### What the task asks
Every record below must come back exactly as written, with the images dropped.
-------- Material for the task
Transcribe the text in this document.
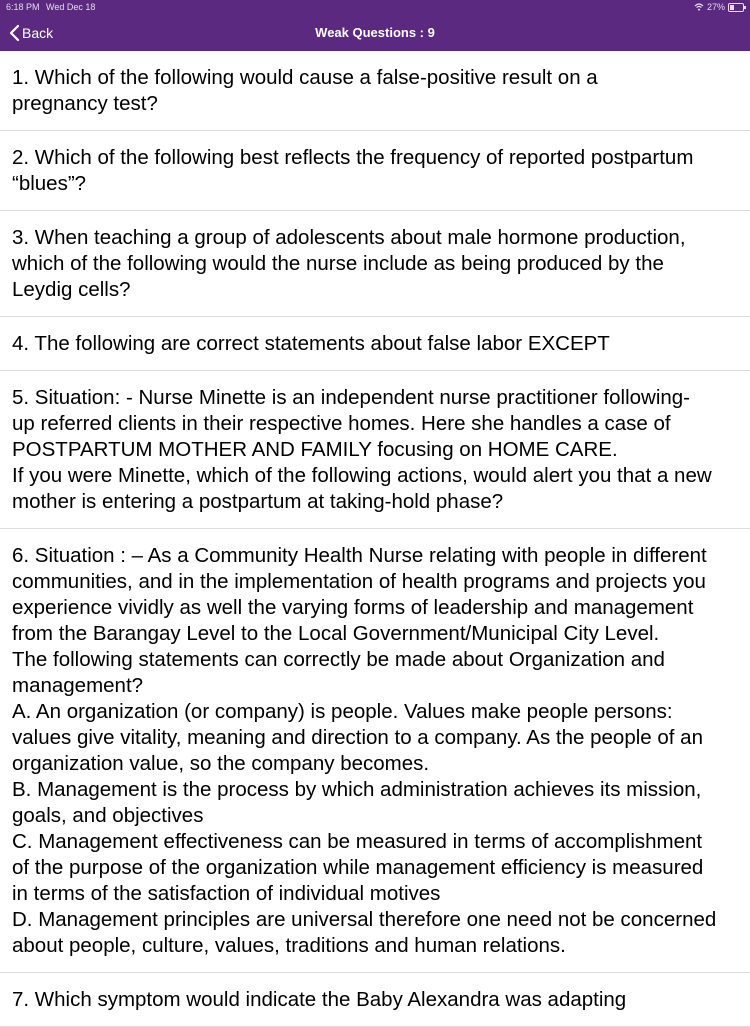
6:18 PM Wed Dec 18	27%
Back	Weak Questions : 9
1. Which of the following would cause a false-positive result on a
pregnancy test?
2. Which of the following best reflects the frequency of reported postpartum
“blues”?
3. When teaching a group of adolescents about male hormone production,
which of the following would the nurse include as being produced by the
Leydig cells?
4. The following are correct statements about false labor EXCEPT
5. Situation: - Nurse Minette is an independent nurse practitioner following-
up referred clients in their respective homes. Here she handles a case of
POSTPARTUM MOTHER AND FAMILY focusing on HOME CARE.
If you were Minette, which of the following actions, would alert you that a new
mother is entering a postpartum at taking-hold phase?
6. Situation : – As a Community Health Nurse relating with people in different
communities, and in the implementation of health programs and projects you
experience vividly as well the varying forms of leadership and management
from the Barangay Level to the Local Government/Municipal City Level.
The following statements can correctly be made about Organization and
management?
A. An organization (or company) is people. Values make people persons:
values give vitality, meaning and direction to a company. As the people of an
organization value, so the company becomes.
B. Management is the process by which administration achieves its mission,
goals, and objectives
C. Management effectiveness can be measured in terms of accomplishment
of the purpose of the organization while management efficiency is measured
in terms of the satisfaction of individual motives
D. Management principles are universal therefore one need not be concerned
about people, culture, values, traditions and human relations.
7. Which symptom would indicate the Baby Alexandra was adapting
----------------
### Problem solution
Transcribe the text in this document.
6:18 PM Wed Dec 18	27%
Back	Weak Questions : 9
1. Which of the following would cause a false-positive result on a
pregnancy test?
2. Which of the following best reflects the frequency of reported postpartum
“blues”?
3. When teaching a group of adolescents about male hormone production,
which of the following would the nurse include as being produced by the
Leydig cells?
4. The following are correct statements about false labor EXCEPT
5. Situation: - Nurse Minette is an independent nurse practitioner following-
up referred clients in their respective homes. Here she handles a case of
POSTPARTUM MOTHER AND FAMILY focusing on HOME CARE.
If you were Minette, which of the following actions, would alert you that a new
mother is entering a postpartum at taking-hold phase?
6. Situation : – As a Community Health Nurse relating with people in different
communities, and in the implementation of health programs and projects you
experience vividly as well the varying forms of leadership and management
from the Barangay Level to the Local Government/Municipal City Level.
The following statements can correctly be made about Organization and
management?
A. An organization (or company) is people. Values make people persons:
values give vitality, meaning and direction to a company. As the people of an
organization value, so the company becomes.
B. Management is the process by which administration achieves its mission,
goals, and objectives
C. Management effectiveness can be measured in terms of accomplishment
of the purpose of the organization while management efficiency is measured
in terms of the satisfaction of individual motives
D. Management principles are universal therefore one need not be concerned
about people, culture, values, traditions and human relations.
7. Which symptom would indicate the Baby Alexandra was adapting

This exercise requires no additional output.